-- BEGIN Reading passage --
Long inputs are automatically **split into smaller chunks** before synthesis.

This provides several advantages:

* prevents **CUDA out-of-memory errors**
* improves reliability on **low VRAM GPUs**
* allows long paragraphs or documents to be synthesized safely

Chunked outputs are automatically concatenated into a single audio stream.

---

# GPU Memory Handling

The server is designed to work even on **small GPUs (~4GB VRAM)** such as:

* GTX 1650
* GTX 1050 Ti
* low-end cloud GPUs

If the GPU runs out of memory:

1. The system automatically catches the CUDA OOM error
2. The synthesis request **falls back to CPU mode**
3. Audio generation continues without crashing the server

This allows stable operation even with long text inputs.
-- END Reading passage --
Extend the passage on the audio synthesis server's chunking and GPU memory handling, picking up after its final sentence. The rows that come next have nothing to do with this.
-- BEGIN Recorded data --
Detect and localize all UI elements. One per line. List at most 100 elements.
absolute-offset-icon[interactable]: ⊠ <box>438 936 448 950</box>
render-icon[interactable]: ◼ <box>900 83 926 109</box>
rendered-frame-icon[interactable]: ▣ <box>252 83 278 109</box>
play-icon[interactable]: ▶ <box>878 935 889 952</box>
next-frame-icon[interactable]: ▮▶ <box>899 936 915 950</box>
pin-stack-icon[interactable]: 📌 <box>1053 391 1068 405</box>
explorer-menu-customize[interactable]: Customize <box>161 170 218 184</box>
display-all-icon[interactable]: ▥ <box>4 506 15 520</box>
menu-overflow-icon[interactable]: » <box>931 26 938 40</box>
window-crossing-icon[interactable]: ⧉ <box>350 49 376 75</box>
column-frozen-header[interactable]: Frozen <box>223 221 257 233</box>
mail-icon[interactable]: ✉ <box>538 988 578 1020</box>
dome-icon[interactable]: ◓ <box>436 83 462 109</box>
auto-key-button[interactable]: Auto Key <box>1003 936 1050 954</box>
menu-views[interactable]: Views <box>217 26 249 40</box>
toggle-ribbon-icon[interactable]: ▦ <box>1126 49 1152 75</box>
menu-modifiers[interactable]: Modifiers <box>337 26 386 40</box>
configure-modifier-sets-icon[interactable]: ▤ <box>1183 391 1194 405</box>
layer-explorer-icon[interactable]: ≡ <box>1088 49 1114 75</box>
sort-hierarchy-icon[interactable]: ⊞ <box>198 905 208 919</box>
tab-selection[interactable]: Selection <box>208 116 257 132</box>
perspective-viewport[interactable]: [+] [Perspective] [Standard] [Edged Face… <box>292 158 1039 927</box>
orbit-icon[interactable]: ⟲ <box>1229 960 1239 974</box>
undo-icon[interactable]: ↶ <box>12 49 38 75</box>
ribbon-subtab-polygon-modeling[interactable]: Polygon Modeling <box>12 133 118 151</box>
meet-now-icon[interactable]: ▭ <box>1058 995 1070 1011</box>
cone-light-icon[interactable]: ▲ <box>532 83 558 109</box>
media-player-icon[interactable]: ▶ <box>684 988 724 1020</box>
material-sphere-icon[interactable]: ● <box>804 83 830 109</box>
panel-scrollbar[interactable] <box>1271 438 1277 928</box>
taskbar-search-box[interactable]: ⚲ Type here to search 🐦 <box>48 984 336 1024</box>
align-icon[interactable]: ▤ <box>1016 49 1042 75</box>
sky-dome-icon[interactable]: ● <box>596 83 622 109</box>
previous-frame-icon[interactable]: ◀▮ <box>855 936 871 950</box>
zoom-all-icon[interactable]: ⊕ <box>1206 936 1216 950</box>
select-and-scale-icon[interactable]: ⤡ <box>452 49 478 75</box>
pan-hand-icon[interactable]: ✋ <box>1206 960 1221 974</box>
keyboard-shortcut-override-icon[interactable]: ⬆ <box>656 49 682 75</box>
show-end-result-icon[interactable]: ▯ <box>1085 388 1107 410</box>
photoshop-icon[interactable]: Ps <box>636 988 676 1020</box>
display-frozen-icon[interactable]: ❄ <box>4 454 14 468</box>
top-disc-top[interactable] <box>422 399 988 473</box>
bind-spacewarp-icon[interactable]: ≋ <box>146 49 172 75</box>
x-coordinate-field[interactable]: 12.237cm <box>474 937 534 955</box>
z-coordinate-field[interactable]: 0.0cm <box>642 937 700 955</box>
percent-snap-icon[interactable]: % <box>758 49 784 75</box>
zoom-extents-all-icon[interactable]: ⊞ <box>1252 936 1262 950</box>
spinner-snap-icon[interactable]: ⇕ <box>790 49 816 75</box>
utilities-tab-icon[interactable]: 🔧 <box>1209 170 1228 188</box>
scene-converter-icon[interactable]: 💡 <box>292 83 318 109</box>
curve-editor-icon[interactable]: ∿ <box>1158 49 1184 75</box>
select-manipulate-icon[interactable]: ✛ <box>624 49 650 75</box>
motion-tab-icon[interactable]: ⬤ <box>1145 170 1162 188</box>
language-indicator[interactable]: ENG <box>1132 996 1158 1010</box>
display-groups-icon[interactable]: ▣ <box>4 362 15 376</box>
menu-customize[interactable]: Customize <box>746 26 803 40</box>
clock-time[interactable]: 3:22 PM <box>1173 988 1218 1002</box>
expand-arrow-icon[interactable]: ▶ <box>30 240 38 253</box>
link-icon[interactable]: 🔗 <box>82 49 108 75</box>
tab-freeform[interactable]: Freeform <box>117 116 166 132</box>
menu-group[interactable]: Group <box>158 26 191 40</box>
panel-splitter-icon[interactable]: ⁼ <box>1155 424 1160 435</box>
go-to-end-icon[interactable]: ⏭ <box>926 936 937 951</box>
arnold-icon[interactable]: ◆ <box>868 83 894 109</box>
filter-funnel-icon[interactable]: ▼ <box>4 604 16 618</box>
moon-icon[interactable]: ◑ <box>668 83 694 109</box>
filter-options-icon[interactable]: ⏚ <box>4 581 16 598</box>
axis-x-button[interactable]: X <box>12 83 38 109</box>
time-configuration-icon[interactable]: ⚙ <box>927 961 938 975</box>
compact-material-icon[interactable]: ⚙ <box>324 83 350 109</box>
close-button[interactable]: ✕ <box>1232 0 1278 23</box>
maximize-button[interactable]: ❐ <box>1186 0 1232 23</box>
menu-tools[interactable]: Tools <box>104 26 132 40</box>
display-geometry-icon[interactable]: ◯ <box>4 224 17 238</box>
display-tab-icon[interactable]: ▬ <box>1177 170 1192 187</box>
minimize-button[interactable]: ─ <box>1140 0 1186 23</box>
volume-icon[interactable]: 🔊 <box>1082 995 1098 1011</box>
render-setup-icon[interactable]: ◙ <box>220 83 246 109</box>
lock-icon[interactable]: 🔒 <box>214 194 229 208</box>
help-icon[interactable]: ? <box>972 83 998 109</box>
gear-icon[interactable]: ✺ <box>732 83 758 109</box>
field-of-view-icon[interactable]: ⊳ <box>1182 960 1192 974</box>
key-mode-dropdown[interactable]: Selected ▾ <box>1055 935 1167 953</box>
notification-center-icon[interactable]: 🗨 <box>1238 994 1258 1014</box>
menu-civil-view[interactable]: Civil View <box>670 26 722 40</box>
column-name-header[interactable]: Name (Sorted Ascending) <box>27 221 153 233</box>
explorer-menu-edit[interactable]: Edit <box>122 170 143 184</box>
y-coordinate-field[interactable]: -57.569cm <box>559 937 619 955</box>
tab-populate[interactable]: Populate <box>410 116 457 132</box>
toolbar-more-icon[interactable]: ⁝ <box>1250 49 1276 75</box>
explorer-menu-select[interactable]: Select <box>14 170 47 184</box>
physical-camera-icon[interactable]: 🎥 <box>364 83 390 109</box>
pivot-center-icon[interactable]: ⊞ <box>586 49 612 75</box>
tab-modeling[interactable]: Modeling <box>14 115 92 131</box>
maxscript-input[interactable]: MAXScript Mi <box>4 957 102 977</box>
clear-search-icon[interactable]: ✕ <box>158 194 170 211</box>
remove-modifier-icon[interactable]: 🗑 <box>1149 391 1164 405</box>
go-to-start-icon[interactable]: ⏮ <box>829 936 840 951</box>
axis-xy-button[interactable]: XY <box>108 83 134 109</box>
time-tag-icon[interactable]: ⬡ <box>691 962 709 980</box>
-- END Recorded data --
» **Expected answer**
---

# Notes

* GPU recommended for real-time XTTS synthesis
* CPU fallback ensures stability even on limited hardware
* `/models`, `/voices`, and `/cache` should be mounted as Docker volumes
* `/tts` endpoint is backward-compatible with `/api/tts`
* Set `DEFAULT_VOICE = "default"` in `tts_server.py` for missing voice parameters

---

# License

* Non-commercial use: [Coqui CPML](https://coqui.ai/cpml)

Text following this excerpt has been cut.